▶ **TASK DESCRIPTION**
Please tally the lines in the records that include the word "februari" and answer with the bare number.

Page transcription dataset items
>>>

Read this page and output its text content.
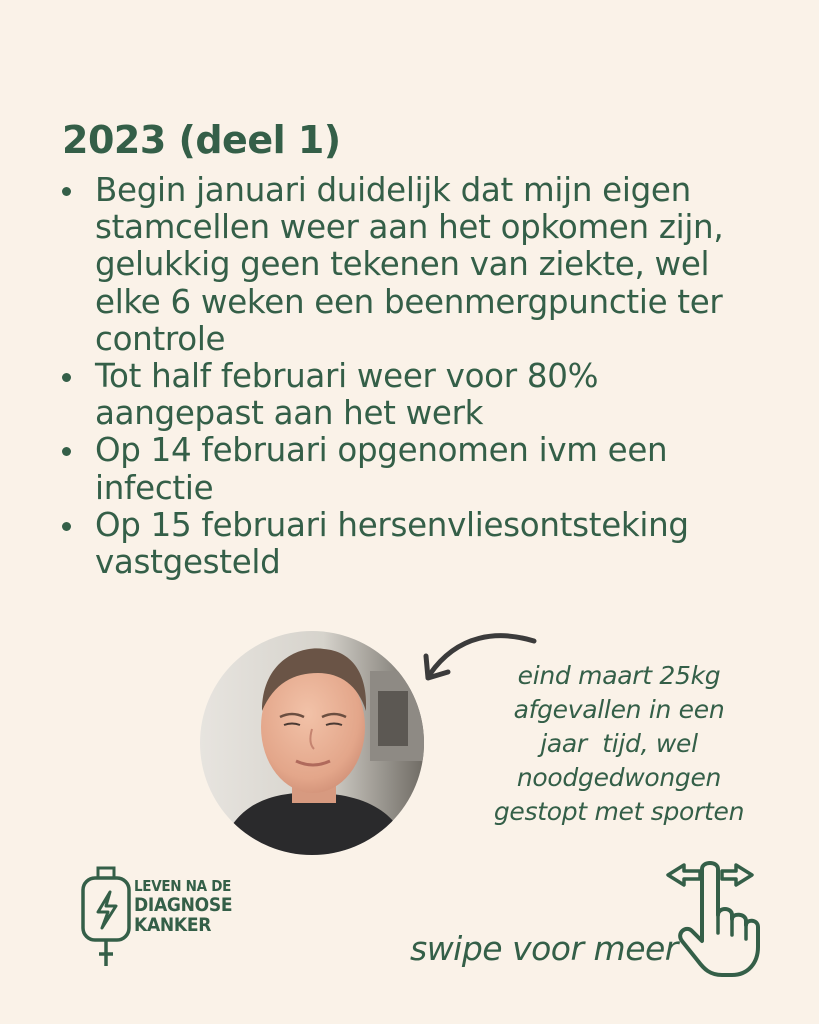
2023 (deel 1)
Begin januari duidelijk dat mijn eigen
stamcellen weer aan het opkomen zijn,
gelukkig geen tekenen van ziekte, wel
elke 6 weken een beenmergpunctie ter
controle
Tot half februari weer voor 80%
aangepast aan het werk
Op 14 februari opgenomen ivm een
infectie
Op 15 februari hersenvliesontsteking
vastgesteld

eind maart 25kg
afgevallen in een
jaar  tijd, wel
noodgedwongen
gestopt met sporten

LEVEN NA DE
DIAGNOSE
KANKER

swipe voor meer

<<<

▶ **WRITTEN ANSWER**
3